START Exercise input
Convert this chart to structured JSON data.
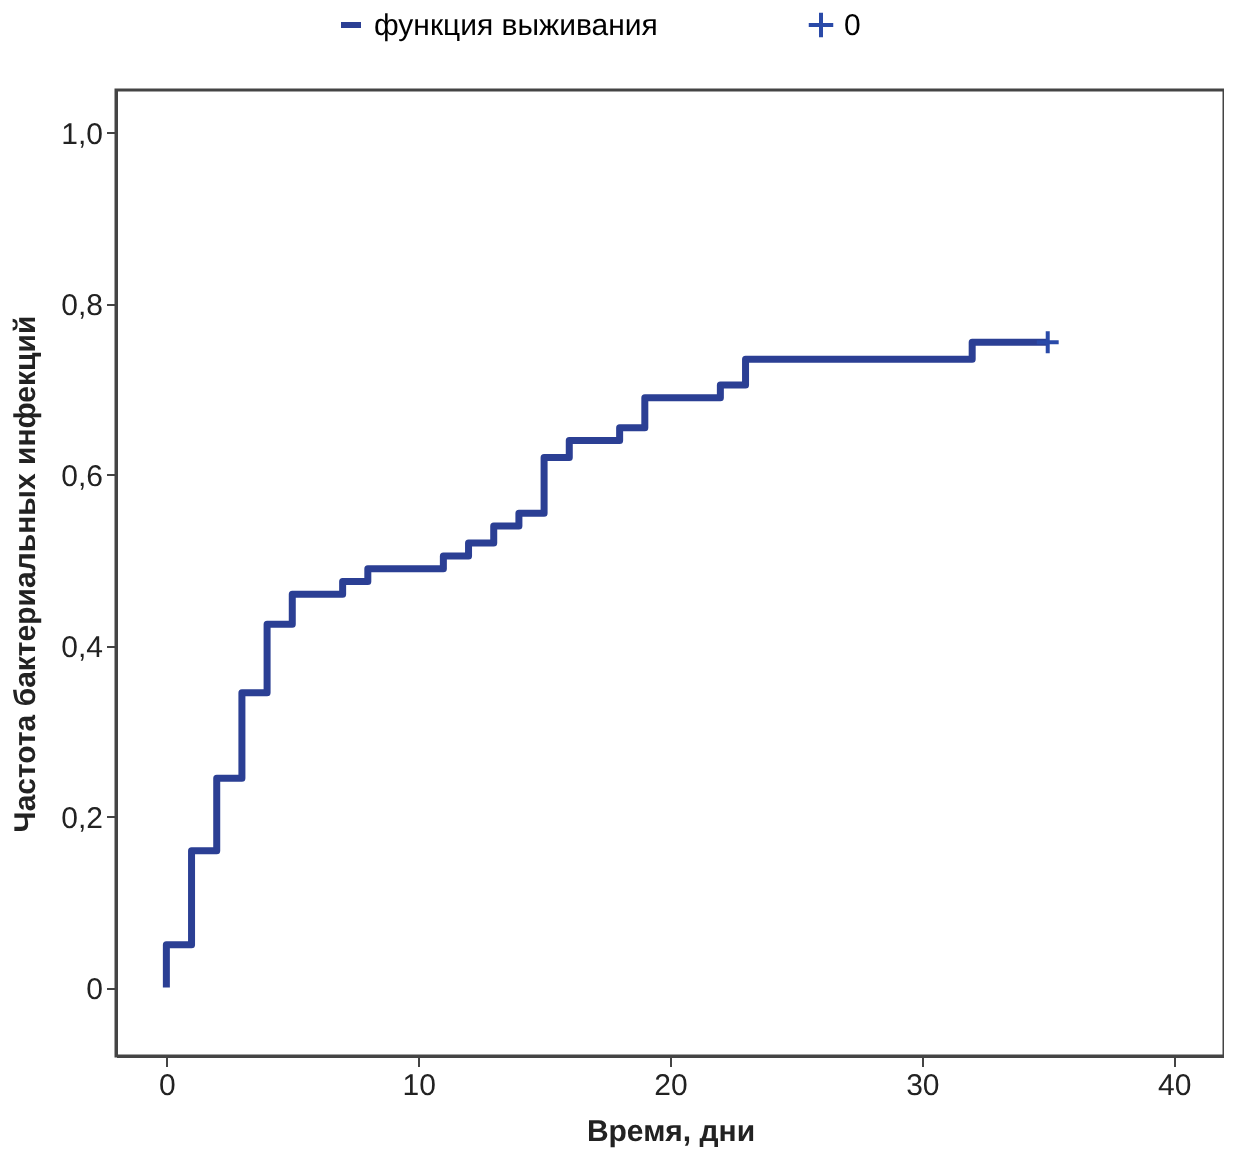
{
  "chart_data": {
    "type": "step",
    "xlabel": "Время, дни",
    "ylabel": "Частота бактериальных инфекций",
    "xlim": [
      -2,
      42
    ],
    "ylim": [
      -0.08,
      1.05
    ],
    "xticks": [
      0,
      10,
      20,
      30,
      40
    ],
    "yticks": [
      {
        "value": 0,
        "label": "0"
      },
      {
        "value": 0.2,
        "label": "0,2"
      },
      {
        "value": 0.4,
        "label": "0,4"
      },
      {
        "value": 0.6,
        "label": "0,6"
      },
      {
        "value": 0.8,
        "label": "0,8"
      },
      {
        "value": 1.0,
        "label": "1,0"
      }
    ],
    "grid": false,
    "legend": "top",
    "series": [
      {
        "name": "функция выживания",
        "color": "#2b3f94",
        "line_style": "solid",
        "x": [
          0,
          0,
          1,
          2,
          3,
          4,
          5,
          7,
          8,
          11,
          12,
          13,
          14,
          15,
          16,
          18,
          19,
          22,
          23,
          32,
          35
        ],
        "values": [
          0,
          0.05,
          0.16,
          0.245,
          0.345,
          0.425,
          0.46,
          0.475,
          0.49,
          0.505,
          0.52,
          0.54,
          0.555,
          0.62,
          0.64,
          0.655,
          0.69,
          0.705,
          0.735,
          0.755,
          0.755
        ]
      },
      {
        "name": "0",
        "type": "scatter",
        "marker": "cross",
        "color": "#2a4aa8",
        "x": [
          35
        ],
        "values": [
          0.755
        ]
      }
    ]
  }
}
END Exercise input
### [Work to do]
Copy every record above exactly, leaving out any pictures.

### [Final answer]
Convert this chart to structured JSON data.
{
  "chart_data": {
    "type": "step",
    "xlabel": "Время, дни",
    "ylabel": "Частота бактериальных инфекций",
    "xlim": [
      -2,
      42
    ],
    "ylim": [
      -0.08,
      1.05
    ],
    "xticks": [
      0,
      10,
      20,
      30,
      40
    ],
    "yticks": [
      {
        "value": 0,
        "label": "0"
      },
      {
        "value": 0.2,
        "label": "0,2"
      },
      {
        "value": 0.4,
        "label": "0,4"
      },
      {
        "value": 0.6,
        "label": "0,6"
      },
      {
        "value": 0.8,
        "label": "0,8"
      },
      {
        "value": 1.0,
        "label": "1,0"
      }
    ],
    "grid": false,
    "legend": "top",
    "series": [
      {
        "name": "функция выживания",
        "color": "#2b3f94",
        "line_style": "solid",
        "x": [
          0,
          0,
          1,
          2,
          3,
          4,
          5,
          7,
          8,
          11,
          12,
          13,
          14,
          15,
          16,
          18,
          19,
          22,
          23,
          32,
          35
        ],
        "values": [
          0,
          0.05,
          0.16,
          0.245,
          0.345,
          0.425,
          0.46,
          0.475,
          0.49,
          0.505,
          0.52,
          0.54,
          0.555,
          0.62,
          0.64,
          0.655,
          0.69,
          0.705,
          0.735,
          0.755,
          0.755
        ]
      },
      {
        "name": "0",
        "type": "scatter",
        "marker": "cross",
        "color": "#2a4aa8",
        "x": [
          35
        ],
        "values": [
          0.755
        ]
      }
    ]
  }
}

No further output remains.